:: Text to read ::
2. A system according to claim 1, wherein each of said interface units further comprises:
error coding means including an N-bit input port and a C-bit output port, said input port of said error coding means being coupled to receive said N-bit signal from said associated one of said stations, and said output port of said error coding means being coupled to C of said S input ports of each of said plurality S of controllable one-of-many multiplexing means, for generating C-bit error coding signals in response to said N data bits, and for applying said C error coding bits to said controllable one-of-many multiplexing means, whereby said error coding signals may be coupled over C bit paths of said S supernumerary bit paths extending through said switch means to a remote station;
error signal decoding means including an (N+C)-bit input port and an N-bit output port, for receiving N-bit data signals on an N-bit portion of said (N+C)-bit input port from a remote station by way of said plurality N of controllable single-bit (S+1)-to-one multiplexing means, and for receiving a plurality C of error coding signals related to said N-bit data signals on a C-bit portion of said (N+C)-bit input port, for at least detecting the presence of errors in said N-bit data signals, and for coupling N-bit data signals to said output port of said error signal decoding means;
a further plurality C of controllable single-bit (S+1)-to-one multiplexing means, each of said further plurality of controllable (S+1)-to-one multiplexing means including at least a single-bit first input port, an S-bit second input port, and an output port, for coupling said first input port to said output port in said first control state, and for coupling one bit of said second input port to said output port in said second control state, said first port of each of said further plurality C of (S+1)-to-one multiplexing means being coupled to one of C of said supernumerary bit paths of said associated one of said data ports of said switch means, said bit paths of said second input port of each of said C (S+1)-to-one multiplexing means being coupled to said S supernumerary bit paths of said associated one of said data ports of said switch means, for, in said first control state of said further (S+1)-to-one multiplexing means, coupling bits arriving on said one of said C supernumerary bit paths of said associated one of said data ports of said switch means to a corresponding one of said C-bit portions of said (N+C)-bit input port of said error signal decoding means, and for, in said second control state of said (S+1)-to-one multiplexing means of said one of said interface units, coupling information arriving from said supernumerary bit paths of said M bit paths of said associated one of said data ports of said switch means to one bit path of said N-bit portion of said error signal decoding means, whereby said N-bit data signal is coupled to said associated one of said stations.

:: Given instruction ::
Answer these questions about the patent claim:
1. How many bits wide is the output port of the error coding means?
2. What are the sizes of the input port and the output port of the error signal decoding means?
3. In the first control state, which port does each of the further plurality C of multiplexing means couple to its output port?
The listing has nothing to do with the patent claim.

:: Dataset content ::
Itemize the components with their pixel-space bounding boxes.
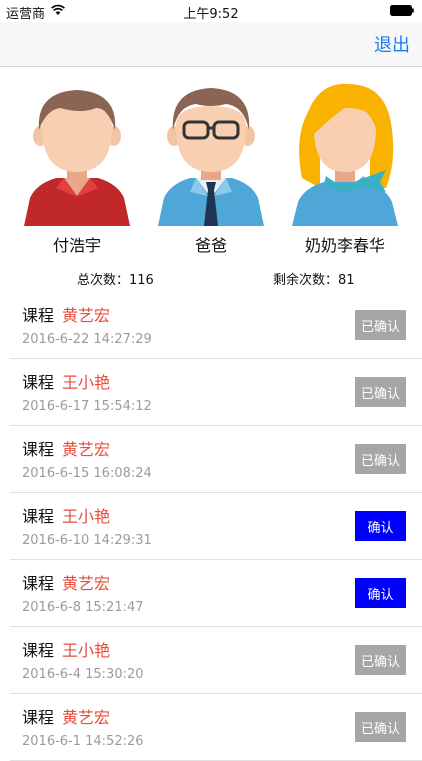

:: Solution for this exercise ::
1. C bits.
2. The input port is (N+C) bits and the output port is N bits.
3. Its first input port.